## [PROBLEM TO SOLVE]
Scan each line of the records for the word "type" and extract the ones that have it.

## [SUPPLIED DATA]
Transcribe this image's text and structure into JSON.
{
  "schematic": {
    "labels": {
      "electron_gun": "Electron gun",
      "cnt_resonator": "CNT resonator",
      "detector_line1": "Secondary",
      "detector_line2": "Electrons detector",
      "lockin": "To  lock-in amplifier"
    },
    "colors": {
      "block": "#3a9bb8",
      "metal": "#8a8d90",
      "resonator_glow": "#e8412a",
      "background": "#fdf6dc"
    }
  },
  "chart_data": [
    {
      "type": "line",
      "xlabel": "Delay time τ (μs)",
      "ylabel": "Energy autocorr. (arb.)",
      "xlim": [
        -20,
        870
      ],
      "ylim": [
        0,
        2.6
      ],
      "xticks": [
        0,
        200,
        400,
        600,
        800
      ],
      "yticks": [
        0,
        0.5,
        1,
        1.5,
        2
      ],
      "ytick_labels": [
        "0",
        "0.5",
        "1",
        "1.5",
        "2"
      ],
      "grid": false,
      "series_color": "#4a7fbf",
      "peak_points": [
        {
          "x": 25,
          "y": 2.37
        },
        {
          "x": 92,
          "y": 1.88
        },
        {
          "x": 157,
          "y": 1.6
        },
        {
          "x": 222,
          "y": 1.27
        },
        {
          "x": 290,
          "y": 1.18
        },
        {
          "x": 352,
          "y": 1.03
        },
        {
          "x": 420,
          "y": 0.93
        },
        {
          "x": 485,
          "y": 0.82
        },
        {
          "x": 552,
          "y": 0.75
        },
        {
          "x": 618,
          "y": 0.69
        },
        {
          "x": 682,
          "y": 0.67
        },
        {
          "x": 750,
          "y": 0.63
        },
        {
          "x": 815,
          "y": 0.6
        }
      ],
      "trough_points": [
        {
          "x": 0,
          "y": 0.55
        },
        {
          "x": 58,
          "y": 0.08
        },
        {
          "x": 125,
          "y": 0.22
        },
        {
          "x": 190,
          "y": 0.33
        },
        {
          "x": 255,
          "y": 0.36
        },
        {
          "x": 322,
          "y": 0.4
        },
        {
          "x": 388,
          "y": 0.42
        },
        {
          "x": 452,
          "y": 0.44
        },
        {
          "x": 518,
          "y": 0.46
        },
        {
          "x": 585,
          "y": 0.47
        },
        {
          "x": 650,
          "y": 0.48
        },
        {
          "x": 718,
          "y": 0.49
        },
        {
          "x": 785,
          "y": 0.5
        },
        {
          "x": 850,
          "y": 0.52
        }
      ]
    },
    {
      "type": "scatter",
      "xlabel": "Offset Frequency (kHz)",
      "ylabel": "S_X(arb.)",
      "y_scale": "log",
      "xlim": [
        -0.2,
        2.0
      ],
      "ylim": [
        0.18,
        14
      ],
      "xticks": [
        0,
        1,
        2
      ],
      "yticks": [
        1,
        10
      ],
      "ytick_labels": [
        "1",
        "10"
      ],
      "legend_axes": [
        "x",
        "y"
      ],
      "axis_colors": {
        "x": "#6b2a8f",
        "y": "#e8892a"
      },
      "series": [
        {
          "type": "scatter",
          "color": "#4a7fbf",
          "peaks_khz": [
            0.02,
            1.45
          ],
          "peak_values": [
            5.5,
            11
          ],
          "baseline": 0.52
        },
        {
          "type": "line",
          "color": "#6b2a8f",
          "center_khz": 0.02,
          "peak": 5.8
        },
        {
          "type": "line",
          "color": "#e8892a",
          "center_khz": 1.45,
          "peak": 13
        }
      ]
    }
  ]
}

## [EXERCISE ANSWER]
      "type": "line",
      "type": "scatter",
          "type": "scatter",
          "type": "line",
          "type": "line",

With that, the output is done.